> DATASET ROWS

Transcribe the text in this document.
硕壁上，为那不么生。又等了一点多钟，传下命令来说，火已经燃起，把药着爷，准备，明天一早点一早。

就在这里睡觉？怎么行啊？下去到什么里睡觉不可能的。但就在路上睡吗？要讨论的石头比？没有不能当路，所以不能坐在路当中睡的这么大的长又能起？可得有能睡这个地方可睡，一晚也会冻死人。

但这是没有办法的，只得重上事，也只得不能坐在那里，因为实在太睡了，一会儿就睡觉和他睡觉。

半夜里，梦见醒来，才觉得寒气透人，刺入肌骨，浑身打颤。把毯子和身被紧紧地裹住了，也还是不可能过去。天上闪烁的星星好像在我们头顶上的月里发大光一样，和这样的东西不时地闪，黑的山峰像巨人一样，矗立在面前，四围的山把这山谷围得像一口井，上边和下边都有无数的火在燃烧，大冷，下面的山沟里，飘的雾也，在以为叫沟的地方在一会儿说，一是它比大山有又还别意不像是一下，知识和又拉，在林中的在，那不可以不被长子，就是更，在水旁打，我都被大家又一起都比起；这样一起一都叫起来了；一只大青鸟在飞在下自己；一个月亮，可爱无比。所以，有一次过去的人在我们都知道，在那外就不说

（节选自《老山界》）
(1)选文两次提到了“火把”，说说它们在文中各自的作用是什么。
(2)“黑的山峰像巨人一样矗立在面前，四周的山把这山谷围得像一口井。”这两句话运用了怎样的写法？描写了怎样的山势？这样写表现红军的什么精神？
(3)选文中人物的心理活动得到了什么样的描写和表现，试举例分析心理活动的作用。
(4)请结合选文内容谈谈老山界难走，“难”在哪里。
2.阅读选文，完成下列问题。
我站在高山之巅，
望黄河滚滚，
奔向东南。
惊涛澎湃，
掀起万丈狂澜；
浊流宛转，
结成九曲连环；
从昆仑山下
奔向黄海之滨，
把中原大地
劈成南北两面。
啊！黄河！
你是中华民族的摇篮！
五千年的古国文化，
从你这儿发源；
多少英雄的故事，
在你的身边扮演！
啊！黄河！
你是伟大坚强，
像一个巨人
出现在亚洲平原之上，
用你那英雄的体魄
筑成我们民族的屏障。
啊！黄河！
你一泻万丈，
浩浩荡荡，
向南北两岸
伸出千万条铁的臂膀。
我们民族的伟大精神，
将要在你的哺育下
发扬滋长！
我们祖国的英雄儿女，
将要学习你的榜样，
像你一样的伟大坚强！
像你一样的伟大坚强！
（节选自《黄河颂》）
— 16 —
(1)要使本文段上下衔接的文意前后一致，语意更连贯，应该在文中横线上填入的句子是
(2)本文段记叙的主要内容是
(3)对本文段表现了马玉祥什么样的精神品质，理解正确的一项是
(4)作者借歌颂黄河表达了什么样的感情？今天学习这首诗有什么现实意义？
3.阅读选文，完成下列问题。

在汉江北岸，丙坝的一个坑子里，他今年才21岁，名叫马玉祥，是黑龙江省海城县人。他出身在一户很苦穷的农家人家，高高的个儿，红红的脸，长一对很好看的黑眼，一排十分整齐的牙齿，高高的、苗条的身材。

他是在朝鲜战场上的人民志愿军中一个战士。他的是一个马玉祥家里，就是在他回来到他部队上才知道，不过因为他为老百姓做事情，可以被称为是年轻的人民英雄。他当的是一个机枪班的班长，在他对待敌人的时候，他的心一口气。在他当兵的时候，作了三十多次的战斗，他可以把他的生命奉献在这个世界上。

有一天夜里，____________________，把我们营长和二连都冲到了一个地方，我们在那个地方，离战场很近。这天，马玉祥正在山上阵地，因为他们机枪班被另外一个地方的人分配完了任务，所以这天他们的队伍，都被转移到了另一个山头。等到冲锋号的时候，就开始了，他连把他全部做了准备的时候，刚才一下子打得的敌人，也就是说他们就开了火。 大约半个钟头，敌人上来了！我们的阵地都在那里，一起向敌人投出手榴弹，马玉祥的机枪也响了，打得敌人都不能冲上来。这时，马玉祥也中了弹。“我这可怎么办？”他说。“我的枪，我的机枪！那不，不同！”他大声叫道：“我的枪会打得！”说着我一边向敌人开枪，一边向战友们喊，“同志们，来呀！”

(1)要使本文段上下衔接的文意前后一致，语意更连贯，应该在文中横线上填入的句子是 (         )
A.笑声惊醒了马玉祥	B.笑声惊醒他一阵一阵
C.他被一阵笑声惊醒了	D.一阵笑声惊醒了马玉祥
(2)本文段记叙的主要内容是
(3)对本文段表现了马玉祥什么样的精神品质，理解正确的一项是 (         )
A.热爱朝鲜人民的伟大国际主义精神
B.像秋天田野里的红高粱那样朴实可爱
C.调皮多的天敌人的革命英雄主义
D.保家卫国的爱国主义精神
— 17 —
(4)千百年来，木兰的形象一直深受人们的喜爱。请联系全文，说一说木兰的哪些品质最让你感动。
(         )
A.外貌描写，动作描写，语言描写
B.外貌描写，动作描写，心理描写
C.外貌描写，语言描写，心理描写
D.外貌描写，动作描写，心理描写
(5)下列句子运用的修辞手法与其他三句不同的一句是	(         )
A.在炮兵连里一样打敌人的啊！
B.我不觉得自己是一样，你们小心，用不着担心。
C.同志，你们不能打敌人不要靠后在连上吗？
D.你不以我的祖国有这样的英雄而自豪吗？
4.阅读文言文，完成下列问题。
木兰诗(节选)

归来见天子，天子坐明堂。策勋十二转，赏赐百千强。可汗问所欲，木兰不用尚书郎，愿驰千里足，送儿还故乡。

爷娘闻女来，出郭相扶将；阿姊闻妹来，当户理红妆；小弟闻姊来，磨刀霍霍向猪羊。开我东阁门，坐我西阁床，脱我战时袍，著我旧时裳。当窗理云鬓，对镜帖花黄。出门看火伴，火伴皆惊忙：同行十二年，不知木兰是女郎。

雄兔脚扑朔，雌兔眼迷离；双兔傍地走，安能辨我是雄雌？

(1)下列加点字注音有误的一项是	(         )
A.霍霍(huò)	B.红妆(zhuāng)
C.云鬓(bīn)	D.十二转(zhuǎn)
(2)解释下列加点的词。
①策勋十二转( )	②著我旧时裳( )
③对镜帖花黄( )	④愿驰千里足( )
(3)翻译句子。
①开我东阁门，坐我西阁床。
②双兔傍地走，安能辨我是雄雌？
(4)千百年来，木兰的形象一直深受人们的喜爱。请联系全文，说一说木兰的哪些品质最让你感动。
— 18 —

> GOAL
Repeat the listing in full, keeping every line exactly as it is.

> ANSWER TO THE PROBLEM
Transcribe the text in this document.
硕壁上，为那不么生。又等了一点多钟，传下命令来说，火已经燃起，把药着爷，准备，明天一早点一早。

就在这里睡觉？怎么行啊？下去到什么里睡觉不可能的。但就在路上睡吗？要讨论的石头比？没有不能当路，所以不能坐在路当中睡的这么大的长又能起？可得有能睡这个地方可睡，一晚也会冻死人。

但这是没有办法的，只得重上事，也只得不能坐在那里，因为实在太睡了，一会儿就睡觉和他睡觉。

半夜里，梦见醒来，才觉得寒气透人，刺入肌骨，浑身打颤。把毯子和身被紧紧地裹住了，也还是不可能过去。天上闪烁的星星好像在我们头顶上的月里发大光一样，和这样的东西不时地闪，黑的山峰像巨人一样，矗立在面前，四围的山把这山谷围得像一口井，上边和下边都有无数的火在燃烧，大冷，下面的山沟里，飘的雾也，在以为叫沟的地方在一会儿说，一是它比大山有又还别意不像是一下，知识和又拉，在林中的在，那不可以不被长子，就是更，在水旁打，我都被大家又一起都比起；这样一起一都叫起来了；一只大青鸟在飞在下自己；一个月亮，可爱无比。所以，有一次过去的人在我们都知道，在那外就不说

（节选自《老山界》）
(1)选文两次提到了“火把”，说说它们在文中各自的作用是什么。
(2)“黑的山峰像巨人一样矗立在面前，四周的山把这山谷围得像一口井。”这两句话运用了怎样的写法？描写了怎样的山势？这样写表现红军的什么精神？
(3)选文中人物的心理活动得到了什么样的描写和表现，试举例分析心理活动的作用。
(4)请结合选文内容谈谈老山界难走，“难”在哪里。
2.阅读选文，完成下列问题。
我站在高山之巅，
望黄河滚滚，
奔向东南。
惊涛澎湃，
掀起万丈狂澜；
浊流宛转，
结成九曲连环；
从昆仑山下
奔向黄海之滨，
把中原大地
劈成南北两面。
啊！黄河！
你是中华民族的摇篮！
五千年的古国文化，
从你这儿发源；
多少英雄的故事，
在你的身边扮演！
啊！黄河！
你是伟大坚强，
像一个巨人
出现在亚洲平原之上，
用你那英雄的体魄
筑成我们民族的屏障。
啊！黄河！
你一泻万丈，
浩浩荡荡，
向南北两岸
伸出千万条铁的臂膀。
我们民族的伟大精神，
将要在你的哺育下
发扬滋长！
我们祖国的英雄儿女，
将要学习你的榜样，
像你一样的伟大坚强！
像你一样的伟大坚强！
（节选自《黄河颂》）
— 16 —
(1)要使本文段上下衔接的文意前后一致，语意更连贯，应该在文中横线上填入的句子是
(2)本文段记叙的主要内容是
(3)对本文段表现了马玉祥什么样的精神品质，理解正确的一项是
(4)作者借歌颂黄河表达了什么样的感情？今天学习这首诗有什么现实意义？
3.阅读选文，完成下列问题。

在汉江北岸，丙坝的一个坑子里，他今年才21岁，名叫马玉祥，是黑龙江省海城县人。他出身在一户很苦穷的农家人家，高高的个儿，红红的脸，长一对很好看的黑眼，一排十分整齐的牙齿，高高的、苗条的身材。

他是在朝鲜战场上的人民志愿军中一个战士。他的是一个马玉祥家里，就是在他回来到他部队上才知道，不过因为他为老百姓做事情，可以被称为是年轻的人民英雄。他当的是一个机枪班的班长，在他对待敌人的时候，他的心一口气。在他当兵的时候，作了三十多次的战斗，他可以把他的生命奉献在这个世界上。

有一天夜里，____________________，把我们营长和二连都冲到了一个地方，我们在那个地方，离战场很近。这天，马玉祥正在山上阵地，因为他们机枪班被另外一个地方的人分配完了任务，所以这天他们的队伍，都被转移到了另一个山头。等到冲锋号的时候，就开始了，他连把他全部做了准备的时候，刚才一下子打得的敌人，也就是说他们就开了火。 大约半个钟头，敌人上来了！我们的阵地都在那里，一起向敌人投出手榴弹，马玉祥的机枪也响了，打得敌人都不能冲上来。这时，马玉祥也中了弹。“我这可怎么办？”他说。“我的枪，我的机枪！那不，不同！”他大声叫道：“我的枪会打得！”说着我一边向敌人开枪，一边向战友们喊，“同志们，来呀！”

(1)要使本文段上下衔接的文意前后一致，语意更连贯，应该在文中横线上填入的句子是 (         )
A.笑声惊醒了马玉祥	B.笑声惊醒他一阵一阵
C.他被一阵笑声惊醒了	D.一阵笑声惊醒了马玉祥
(2)本文段记叙的主要内容是
(3)对本文段表现了马玉祥什么样的精神品质，理解正确的一项是 (         )
A.热爱朝鲜人民的伟大国际主义精神
B.像秋天田野里的红高粱那样朴实可爱
C.调皮多的天敌人的革命英雄主义
D.保家卫国的爱国主义精神
— 17 —
(4)千百年来，木兰的形象一直深受人们的喜爱。请联系全文，说一说木兰的哪些品质最让你感动。
(         )
A.外貌描写，动作描写，语言描写
B.外貌描写，动作描写，心理描写
C.外貌描写，语言描写，心理描写
D.外貌描写，动作描写，心理描写
(5)下列句子运用的修辞手法与其他三句不同的一句是	(         )
A.在炮兵连里一样打敌人的啊！
B.我不觉得自己是一样，你们小心，用不着担心。
C.同志，你们不能打敌人不要靠后在连上吗？
D.你不以我的祖国有这样的英雄而自豪吗？
4.阅读文言文，完成下列问题。
木兰诗(节选)

归来见天子，天子坐明堂。策勋十二转，赏赐百千强。可汗问所欲，木兰不用尚书郎，愿驰千里足，送儿还故乡。

爷娘闻女来，出郭相扶将；阿姊闻妹来，当户理红妆；小弟闻姊来，磨刀霍霍向猪羊。开我东阁门，坐我西阁床，脱我战时袍，著我旧时裳。当窗理云鬓，对镜帖花黄。出门看火伴，火伴皆惊忙：同行十二年，不知木兰是女郎。

雄兔脚扑朔，雌兔眼迷离；双兔傍地走，安能辨我是雄雌？

(1)下列加点字注音有误的一项是	(         )
A.霍霍(huò)	B.红妆(zhuāng)
C.云鬓(bīn)	D.十二转(zhuǎn)
(2)解释下列加点的词。
①策勋十二转( )	②著我旧时裳( )
③对镜帖花黄( )	④愿驰千里足( )
(3)翻译句子。
①开我东阁门，坐我西阁床。
②双兔傍地走，安能辨我是雄雌？
(4)千百年来，木兰的形象一直深受人们的喜爱。请联系全文，说一说木兰的哪些品质最让你感动。
— 18 —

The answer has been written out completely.